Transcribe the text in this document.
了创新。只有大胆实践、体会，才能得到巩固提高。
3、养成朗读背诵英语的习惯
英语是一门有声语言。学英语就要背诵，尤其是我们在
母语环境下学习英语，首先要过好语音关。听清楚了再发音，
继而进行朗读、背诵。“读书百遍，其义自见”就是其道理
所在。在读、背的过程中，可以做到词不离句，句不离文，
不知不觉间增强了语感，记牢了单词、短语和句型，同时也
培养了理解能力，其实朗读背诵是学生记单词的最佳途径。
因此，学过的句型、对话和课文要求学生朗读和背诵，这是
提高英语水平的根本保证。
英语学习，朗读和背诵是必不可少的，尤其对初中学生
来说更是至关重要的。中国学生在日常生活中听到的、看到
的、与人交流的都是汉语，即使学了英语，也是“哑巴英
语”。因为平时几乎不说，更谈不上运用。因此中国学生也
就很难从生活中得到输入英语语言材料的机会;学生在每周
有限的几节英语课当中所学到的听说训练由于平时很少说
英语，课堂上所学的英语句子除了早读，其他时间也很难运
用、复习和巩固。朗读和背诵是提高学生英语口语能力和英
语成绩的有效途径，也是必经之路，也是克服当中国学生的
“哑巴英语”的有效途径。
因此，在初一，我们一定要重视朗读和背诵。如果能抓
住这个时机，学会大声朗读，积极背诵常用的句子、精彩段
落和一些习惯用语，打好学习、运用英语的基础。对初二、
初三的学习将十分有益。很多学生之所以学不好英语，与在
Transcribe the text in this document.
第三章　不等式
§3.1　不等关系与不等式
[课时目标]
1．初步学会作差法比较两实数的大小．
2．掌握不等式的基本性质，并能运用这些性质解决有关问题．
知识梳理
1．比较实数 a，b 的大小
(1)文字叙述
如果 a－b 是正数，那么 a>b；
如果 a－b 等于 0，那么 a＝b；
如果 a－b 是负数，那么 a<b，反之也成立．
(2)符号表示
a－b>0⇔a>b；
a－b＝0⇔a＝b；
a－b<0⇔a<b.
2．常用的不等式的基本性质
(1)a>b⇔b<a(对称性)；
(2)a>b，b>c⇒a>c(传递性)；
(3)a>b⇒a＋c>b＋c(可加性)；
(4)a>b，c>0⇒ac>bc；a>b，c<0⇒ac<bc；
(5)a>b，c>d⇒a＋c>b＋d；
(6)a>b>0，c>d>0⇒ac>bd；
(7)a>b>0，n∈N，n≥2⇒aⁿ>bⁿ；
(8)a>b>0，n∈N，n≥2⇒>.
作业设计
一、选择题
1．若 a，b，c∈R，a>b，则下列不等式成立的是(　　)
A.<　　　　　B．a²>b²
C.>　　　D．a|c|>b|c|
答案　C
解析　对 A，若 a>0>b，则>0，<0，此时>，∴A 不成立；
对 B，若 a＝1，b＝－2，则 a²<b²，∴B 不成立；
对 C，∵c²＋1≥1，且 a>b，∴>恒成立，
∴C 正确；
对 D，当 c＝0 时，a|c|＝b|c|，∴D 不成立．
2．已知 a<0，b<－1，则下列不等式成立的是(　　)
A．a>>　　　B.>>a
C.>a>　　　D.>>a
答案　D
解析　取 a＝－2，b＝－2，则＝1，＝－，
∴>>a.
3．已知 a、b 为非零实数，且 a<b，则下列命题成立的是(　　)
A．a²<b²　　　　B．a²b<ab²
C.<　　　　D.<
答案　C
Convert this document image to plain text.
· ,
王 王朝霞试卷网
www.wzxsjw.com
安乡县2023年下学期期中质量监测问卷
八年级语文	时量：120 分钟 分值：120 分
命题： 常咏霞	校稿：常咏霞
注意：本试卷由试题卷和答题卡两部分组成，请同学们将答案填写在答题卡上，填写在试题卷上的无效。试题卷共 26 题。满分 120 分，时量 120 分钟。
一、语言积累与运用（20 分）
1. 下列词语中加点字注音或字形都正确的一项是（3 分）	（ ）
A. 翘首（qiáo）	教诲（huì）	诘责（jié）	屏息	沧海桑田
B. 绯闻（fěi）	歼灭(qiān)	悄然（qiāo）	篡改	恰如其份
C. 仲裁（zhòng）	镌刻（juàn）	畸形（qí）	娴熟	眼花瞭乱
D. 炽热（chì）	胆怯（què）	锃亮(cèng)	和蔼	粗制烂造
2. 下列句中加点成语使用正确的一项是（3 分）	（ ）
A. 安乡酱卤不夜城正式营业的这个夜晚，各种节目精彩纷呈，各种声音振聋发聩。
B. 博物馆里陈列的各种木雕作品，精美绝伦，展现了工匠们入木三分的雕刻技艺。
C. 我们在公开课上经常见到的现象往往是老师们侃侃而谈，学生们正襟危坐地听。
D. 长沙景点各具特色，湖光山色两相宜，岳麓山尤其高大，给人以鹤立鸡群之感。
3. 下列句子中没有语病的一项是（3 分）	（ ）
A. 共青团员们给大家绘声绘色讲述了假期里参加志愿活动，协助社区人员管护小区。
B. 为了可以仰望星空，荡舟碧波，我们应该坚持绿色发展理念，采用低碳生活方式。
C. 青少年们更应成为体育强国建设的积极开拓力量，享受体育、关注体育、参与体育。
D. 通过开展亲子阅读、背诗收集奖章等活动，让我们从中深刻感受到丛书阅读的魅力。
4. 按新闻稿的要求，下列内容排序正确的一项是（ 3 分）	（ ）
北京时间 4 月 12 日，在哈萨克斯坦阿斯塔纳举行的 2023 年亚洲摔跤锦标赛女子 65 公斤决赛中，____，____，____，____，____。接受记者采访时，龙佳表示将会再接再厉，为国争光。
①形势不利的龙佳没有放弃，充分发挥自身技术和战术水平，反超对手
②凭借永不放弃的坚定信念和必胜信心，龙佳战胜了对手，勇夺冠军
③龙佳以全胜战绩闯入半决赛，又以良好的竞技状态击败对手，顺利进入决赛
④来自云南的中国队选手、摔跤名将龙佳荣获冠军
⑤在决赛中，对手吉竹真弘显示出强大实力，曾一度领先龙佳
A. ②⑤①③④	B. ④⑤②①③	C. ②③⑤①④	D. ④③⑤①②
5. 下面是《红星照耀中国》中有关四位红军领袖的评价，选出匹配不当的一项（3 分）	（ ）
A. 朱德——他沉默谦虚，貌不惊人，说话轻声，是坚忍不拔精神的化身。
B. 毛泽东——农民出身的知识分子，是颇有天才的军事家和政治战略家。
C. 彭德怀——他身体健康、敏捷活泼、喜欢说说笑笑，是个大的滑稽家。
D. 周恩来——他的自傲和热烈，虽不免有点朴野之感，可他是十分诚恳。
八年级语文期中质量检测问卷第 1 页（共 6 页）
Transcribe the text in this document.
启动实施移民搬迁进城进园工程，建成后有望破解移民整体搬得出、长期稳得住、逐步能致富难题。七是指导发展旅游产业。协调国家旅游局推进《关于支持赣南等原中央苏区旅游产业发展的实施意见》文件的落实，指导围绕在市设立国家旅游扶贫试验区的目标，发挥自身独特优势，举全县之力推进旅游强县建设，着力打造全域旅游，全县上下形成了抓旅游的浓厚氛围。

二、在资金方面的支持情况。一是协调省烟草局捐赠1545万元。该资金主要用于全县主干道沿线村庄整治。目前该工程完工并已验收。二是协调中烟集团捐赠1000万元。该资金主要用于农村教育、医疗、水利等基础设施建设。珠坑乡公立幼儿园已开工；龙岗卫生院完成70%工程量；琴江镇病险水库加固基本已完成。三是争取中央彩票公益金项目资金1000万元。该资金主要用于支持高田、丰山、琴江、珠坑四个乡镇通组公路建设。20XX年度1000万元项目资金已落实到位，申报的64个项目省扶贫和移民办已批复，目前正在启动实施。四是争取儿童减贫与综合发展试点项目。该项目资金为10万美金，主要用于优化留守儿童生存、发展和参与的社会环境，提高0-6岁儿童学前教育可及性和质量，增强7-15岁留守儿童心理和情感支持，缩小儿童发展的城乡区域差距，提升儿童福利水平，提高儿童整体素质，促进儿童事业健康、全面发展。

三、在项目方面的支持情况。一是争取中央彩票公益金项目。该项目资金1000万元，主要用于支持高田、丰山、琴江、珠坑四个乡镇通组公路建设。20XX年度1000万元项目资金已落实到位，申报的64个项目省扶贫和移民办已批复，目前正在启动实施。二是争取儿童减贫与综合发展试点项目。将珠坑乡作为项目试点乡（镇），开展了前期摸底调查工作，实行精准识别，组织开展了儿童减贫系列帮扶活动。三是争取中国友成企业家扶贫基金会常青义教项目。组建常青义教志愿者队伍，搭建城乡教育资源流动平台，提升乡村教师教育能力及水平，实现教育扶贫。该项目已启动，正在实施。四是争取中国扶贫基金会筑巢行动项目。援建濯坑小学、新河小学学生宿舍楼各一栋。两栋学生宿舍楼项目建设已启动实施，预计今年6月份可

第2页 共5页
──────
> [Problem statement]:
Copy every line of the listing that contains the word "则下列不等式成立的是".

> [The response]:
1．若 a，b，c∈R，a>b，则下列不等式成立的是(　　)
2．已知 a<0，b<－1，则下列不等式成立的是(　　)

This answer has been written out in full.